:: Raw records
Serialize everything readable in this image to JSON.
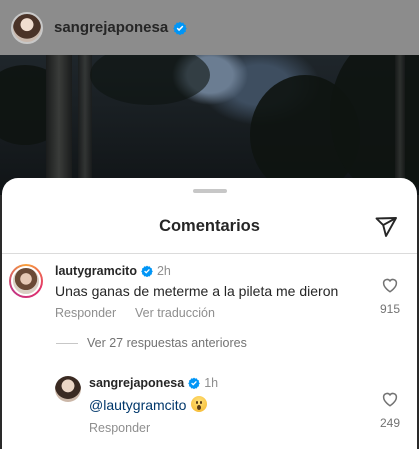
{
  "post": {
    "username": "sangrejaponesa"
  },
  "sheet": {
    "title": "Comentarios"
  },
  "comment": {
    "username": "lautygramcito",
    "time": "2h",
    "text": "Unas ganas de meterme a la pileta me dieron",
    "reply_action": "Responder",
    "translate_action": "Ver traducción",
    "likes": "915",
    "previous_replies": "Ver 27 respuestas anteriores"
  },
  "reply": {
    "username": "sangrejaponesa",
    "time": "1h",
    "mention": "@lautygramcito",
    "emoji": "astonished-face",
    "reply_action": "Responder",
    "likes": "249"
  },
  "colors": {
    "verified": "#0095f6",
    "mention": "#00376b",
    "secondary_text": "#8e8e8e"
  }
}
::::
- [Written exercise]
Excluding the pictures, restate the records above word for word.

- [Answer to this problem]
Serialize everything readable in this image to JSON.
{
  "post": {
    "username": "sangrejaponesa"
  },
  "sheet": {
    "title": "Comentarios"
  },
  "comment": {
    "username": "lautygramcito",
    "time": "2h",
    "text": "Unas ganas de meterme a la pileta me dieron",
    "reply_action": "Responder",
    "translate_action": "Ver traducción",
    "likes": "915",
    "previous_replies": "Ver 27 respuestas anteriores"
  },
  "reply": {
    "username": "sangrejaponesa",
    "time": "1h",
    "mention": "@lautygramcito",
    "emoji": "astonished-face",
    "reply_action": "Responder",
    "likes": "249"
  },
  "colors": {
    "verified": "#0095f6",
    "mention": "#00376b",
    "secondary_text": "#8e8e8e"
  }
}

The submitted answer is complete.